Aim: Where does the string "title" appear in the records? Copy every line that contains it.

Entries:
────────

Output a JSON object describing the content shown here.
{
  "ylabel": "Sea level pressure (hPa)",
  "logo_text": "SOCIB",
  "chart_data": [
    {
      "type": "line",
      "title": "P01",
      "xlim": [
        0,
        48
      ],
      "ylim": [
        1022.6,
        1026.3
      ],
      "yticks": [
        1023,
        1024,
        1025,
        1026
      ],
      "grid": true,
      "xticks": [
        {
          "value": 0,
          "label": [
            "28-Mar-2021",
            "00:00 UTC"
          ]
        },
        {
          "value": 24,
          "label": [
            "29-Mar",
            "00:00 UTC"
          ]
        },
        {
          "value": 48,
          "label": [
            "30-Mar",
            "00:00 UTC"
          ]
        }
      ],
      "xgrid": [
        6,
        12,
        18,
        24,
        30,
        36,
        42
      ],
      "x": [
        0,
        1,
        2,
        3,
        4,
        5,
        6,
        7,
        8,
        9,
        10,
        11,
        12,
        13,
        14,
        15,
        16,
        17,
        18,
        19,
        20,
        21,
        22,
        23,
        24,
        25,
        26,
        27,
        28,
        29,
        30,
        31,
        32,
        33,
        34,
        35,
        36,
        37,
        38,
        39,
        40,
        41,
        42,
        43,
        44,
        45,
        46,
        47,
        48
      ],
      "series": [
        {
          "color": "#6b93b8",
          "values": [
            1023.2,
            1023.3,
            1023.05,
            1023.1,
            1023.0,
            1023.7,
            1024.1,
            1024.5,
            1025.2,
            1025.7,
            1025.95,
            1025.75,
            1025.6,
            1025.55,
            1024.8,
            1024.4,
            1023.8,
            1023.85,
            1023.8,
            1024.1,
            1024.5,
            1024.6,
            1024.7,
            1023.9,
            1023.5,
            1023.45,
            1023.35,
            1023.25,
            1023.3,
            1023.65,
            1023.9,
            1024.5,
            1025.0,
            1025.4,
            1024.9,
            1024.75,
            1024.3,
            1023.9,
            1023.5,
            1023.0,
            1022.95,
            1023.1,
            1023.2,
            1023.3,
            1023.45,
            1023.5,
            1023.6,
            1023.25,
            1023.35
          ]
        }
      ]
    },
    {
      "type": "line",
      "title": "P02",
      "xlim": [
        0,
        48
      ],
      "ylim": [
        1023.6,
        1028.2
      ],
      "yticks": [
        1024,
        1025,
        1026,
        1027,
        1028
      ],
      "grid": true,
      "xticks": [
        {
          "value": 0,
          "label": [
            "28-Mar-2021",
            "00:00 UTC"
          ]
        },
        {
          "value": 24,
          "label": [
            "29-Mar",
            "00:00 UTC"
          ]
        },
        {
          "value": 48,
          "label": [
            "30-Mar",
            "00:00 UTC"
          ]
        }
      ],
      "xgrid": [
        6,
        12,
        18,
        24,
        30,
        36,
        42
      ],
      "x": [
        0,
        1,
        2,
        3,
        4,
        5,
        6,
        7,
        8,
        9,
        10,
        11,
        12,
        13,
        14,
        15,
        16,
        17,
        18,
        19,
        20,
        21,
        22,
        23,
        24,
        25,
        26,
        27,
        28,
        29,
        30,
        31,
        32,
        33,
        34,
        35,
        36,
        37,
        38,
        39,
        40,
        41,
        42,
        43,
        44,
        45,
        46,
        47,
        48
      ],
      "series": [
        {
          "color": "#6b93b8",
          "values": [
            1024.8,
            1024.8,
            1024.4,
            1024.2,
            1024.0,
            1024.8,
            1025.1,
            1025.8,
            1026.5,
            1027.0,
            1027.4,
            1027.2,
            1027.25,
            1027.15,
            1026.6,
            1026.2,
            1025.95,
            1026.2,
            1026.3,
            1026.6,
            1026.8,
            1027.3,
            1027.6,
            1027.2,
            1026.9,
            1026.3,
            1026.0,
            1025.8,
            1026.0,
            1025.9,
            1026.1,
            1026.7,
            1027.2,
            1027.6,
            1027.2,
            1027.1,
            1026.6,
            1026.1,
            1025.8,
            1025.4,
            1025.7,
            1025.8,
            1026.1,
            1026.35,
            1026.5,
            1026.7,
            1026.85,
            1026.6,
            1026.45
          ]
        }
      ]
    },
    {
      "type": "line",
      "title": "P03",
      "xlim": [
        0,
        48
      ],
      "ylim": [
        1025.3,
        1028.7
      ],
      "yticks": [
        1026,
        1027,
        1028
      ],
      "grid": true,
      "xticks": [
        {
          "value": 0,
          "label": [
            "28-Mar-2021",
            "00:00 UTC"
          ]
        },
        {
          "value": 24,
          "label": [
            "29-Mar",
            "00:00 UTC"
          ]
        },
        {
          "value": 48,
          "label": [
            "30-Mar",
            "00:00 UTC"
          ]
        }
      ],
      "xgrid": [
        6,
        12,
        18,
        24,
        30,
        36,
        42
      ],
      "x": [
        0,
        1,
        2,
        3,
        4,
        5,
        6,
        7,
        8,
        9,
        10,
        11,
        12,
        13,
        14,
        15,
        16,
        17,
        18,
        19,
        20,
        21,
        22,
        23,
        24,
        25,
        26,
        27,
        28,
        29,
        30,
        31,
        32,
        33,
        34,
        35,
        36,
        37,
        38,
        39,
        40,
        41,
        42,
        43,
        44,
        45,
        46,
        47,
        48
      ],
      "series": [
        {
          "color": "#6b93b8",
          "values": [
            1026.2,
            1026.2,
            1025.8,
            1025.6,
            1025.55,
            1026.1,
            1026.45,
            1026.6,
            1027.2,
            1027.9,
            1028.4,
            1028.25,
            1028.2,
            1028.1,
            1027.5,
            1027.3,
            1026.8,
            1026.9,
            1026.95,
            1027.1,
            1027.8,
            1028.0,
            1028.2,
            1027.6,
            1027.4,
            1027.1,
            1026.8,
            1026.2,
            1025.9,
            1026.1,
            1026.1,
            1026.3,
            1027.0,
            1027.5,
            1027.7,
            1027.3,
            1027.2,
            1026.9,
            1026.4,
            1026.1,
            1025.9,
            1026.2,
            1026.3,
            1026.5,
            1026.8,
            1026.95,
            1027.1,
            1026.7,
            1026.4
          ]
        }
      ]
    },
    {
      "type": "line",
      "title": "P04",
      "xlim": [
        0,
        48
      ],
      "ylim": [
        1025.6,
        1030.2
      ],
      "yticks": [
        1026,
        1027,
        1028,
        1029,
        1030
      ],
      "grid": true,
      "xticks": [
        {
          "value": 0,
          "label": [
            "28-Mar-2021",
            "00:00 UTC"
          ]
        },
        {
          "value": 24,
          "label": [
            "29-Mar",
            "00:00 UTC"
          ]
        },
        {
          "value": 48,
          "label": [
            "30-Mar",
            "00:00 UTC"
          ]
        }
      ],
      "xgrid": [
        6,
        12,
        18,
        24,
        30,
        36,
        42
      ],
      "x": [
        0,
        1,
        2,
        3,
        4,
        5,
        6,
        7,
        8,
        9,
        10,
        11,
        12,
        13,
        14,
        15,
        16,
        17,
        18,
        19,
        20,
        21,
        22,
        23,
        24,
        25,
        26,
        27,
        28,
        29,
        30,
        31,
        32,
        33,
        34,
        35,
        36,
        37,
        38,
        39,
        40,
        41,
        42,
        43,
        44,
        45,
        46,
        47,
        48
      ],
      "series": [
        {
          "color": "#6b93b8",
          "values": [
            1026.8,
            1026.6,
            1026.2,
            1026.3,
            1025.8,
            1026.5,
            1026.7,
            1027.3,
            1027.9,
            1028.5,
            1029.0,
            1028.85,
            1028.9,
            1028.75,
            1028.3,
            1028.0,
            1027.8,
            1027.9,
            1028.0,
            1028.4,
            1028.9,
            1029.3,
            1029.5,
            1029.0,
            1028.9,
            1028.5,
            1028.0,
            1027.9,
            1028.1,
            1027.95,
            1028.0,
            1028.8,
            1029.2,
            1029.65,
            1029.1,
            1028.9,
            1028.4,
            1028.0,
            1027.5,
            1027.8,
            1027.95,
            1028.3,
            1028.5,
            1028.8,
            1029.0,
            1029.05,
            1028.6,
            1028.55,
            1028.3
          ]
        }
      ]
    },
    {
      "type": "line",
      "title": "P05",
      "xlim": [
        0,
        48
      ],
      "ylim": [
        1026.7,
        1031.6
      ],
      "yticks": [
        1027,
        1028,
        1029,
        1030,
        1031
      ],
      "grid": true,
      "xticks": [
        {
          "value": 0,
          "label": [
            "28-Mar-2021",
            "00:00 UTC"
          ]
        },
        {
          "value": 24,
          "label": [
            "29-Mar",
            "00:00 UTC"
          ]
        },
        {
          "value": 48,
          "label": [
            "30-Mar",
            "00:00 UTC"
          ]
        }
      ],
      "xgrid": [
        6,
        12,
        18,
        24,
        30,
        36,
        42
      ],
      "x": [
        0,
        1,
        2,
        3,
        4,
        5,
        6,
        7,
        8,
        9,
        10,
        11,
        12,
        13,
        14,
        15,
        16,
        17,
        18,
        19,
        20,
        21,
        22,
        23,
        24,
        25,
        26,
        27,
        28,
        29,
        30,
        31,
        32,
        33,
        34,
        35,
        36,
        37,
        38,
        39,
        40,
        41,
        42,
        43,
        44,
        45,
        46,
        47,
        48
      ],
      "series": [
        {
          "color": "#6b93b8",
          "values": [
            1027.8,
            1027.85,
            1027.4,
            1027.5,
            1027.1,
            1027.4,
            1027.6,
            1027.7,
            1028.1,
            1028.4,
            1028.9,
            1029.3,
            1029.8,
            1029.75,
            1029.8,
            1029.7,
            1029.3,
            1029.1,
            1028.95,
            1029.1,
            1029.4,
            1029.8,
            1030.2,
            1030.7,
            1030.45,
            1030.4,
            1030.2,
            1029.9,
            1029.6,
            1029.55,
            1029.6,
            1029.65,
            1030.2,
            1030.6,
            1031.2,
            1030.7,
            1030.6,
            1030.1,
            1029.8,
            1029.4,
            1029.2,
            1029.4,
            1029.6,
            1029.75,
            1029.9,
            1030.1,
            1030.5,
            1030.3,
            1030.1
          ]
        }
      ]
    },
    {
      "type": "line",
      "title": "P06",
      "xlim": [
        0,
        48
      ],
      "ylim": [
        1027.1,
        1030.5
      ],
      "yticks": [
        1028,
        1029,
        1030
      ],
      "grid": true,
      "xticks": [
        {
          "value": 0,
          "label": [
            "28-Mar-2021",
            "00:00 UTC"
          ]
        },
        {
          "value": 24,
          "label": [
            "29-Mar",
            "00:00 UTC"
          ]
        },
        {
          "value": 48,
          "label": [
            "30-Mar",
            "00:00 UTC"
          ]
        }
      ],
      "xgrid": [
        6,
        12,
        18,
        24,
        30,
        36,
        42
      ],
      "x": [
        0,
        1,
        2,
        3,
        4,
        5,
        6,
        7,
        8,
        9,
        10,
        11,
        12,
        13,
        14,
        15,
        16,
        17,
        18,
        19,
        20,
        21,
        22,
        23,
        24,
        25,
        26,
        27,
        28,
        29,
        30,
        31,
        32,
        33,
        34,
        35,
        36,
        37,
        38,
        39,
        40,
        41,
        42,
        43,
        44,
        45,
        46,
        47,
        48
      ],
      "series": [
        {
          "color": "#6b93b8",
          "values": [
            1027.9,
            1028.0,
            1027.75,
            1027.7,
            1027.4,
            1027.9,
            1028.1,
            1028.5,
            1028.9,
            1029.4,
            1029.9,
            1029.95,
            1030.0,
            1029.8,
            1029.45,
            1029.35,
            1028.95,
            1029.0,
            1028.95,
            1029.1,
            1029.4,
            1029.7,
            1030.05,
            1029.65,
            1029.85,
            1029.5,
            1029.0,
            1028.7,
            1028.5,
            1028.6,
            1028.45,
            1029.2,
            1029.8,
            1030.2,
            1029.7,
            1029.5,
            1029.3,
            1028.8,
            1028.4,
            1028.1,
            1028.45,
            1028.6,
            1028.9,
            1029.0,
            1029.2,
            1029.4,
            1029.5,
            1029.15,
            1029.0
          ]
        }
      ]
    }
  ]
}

────────

The answer:
      "title": "P01",
      "title": "P02",
      "title": "P03",
      "title": "P04",
      "title": "P05",
      "title": "P06",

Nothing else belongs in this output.